Texte fourni
⁂

Bien avant l’invention de la perche à selfie, le photographe d’origine allemande réalise en 1996 ce que l’on appelait encore au siècle dernier un autoportrait, en tournant vers lui son appareil à bout de bras. Le roi du « porno chic » se représente dans un état de sidération, compressé en bas de l’image, tout petit, écrasé par ce qu’il vient de découvrir: L’Origine du monde de Gustave Courbet. Acquise deux ans auparavant par le musée d’Orsay, la toile est encore peu connue. Le provocateur Newton, alors âgé de 76 ans, ayant consacré son oeuvre à la fascination qu’exercent sur lui le corps des femmes, avoue à cet instant via ce cliché que jamais il n’a pu atteindre une telle audace dans le libertinage.

⁂

Section des données
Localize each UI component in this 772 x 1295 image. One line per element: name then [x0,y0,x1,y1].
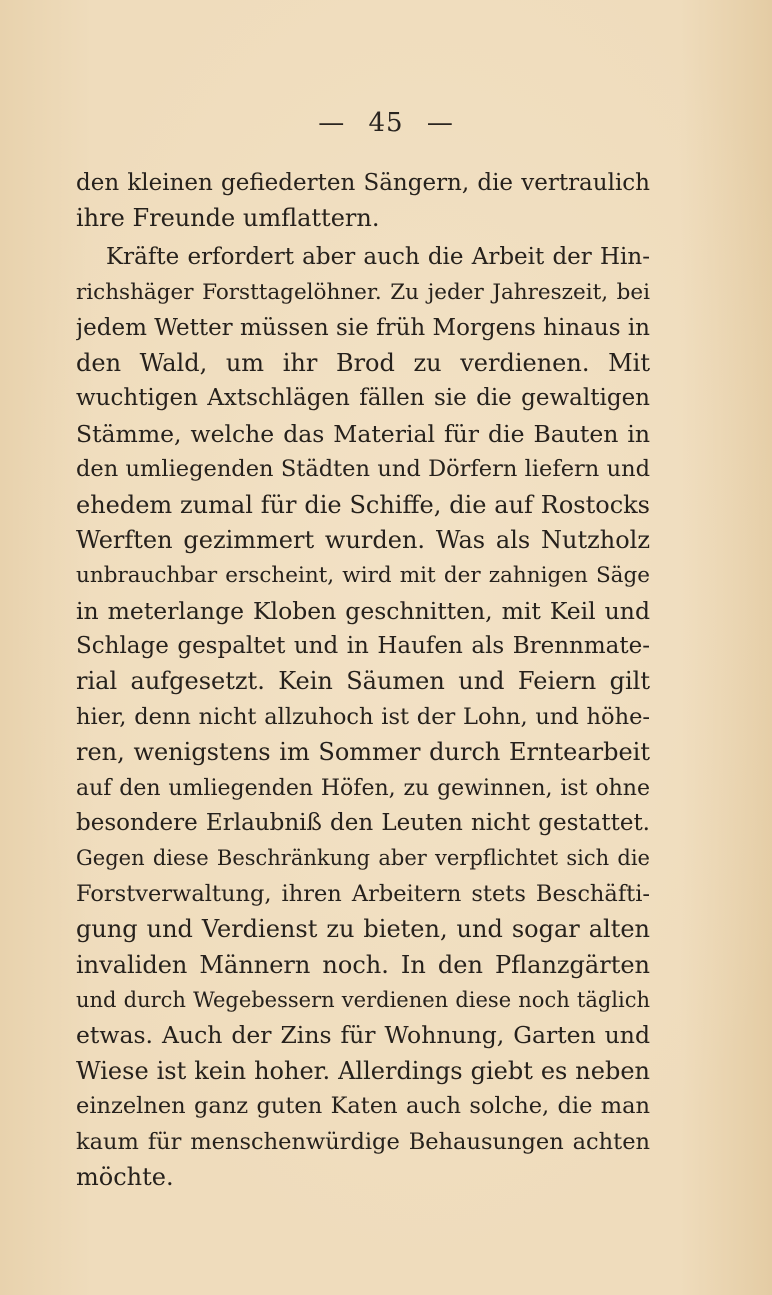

⁂

Consignes
a - Dans le texte fourni, recopiez le passage qui commence à « Bien avant l’invention » et se termine à « dans le libertinage. », en renommant « autoportrait » en « portrait de soi ».
b - Répondez à ces questions d'après le texte fourni :
(i) En quelle année le photographe réalise-t-il cet autoportrait ?
(ii) Quelle institution avait acquis la toile de Courbet ?
(iii) Quel âge avait Newton à ce moment-là ?
c - Ces affirmations concordent-elles avec le texte fourni ? Répondez par oui ou non, en citant les mots décisifs.
(i) La toile de Courbet était alors déjà très célèbre.
(ii) Le photographe est d'origine allemande.
(iii) Newton se place au centre de l'image.

Corrigé
a -
Bien avant l’invention de la perche à selfie, le photographe d’origine allemande réalise en 1996 ce que l’on appelait encore au siècle dernier un portrait de soi, en tournant vers lui son appareil à bout de bras. Le roi du « porno chic » se représente dans un état de sidération, compressé en bas de l’image, tout petit, écrasé par ce qu’il vient de découvrir: L’Origine du monde de Gustave Courbet. Acquise deux ans auparavant par le musée d’Orsay, la toile est encore peu connue. Le provocateur Newton, alors âgé de 76 ans, ayant consacré son oeuvre à la fascination qu’exercent sur lui le corps des femmes, avoue à cet instant via ce cliché que jamais il n’a pu atteindre une telle audace dans le libertinage.

b -
(i) En 1996.
(ii) Le musée d'Orsay.
(iii) 76 ans.

c -
(i) Non : « la toile est encore peu connue ».
(ii) Oui : « le photographe d’origine allemande ».
(iii) Non : « compressé en bas de l’image ».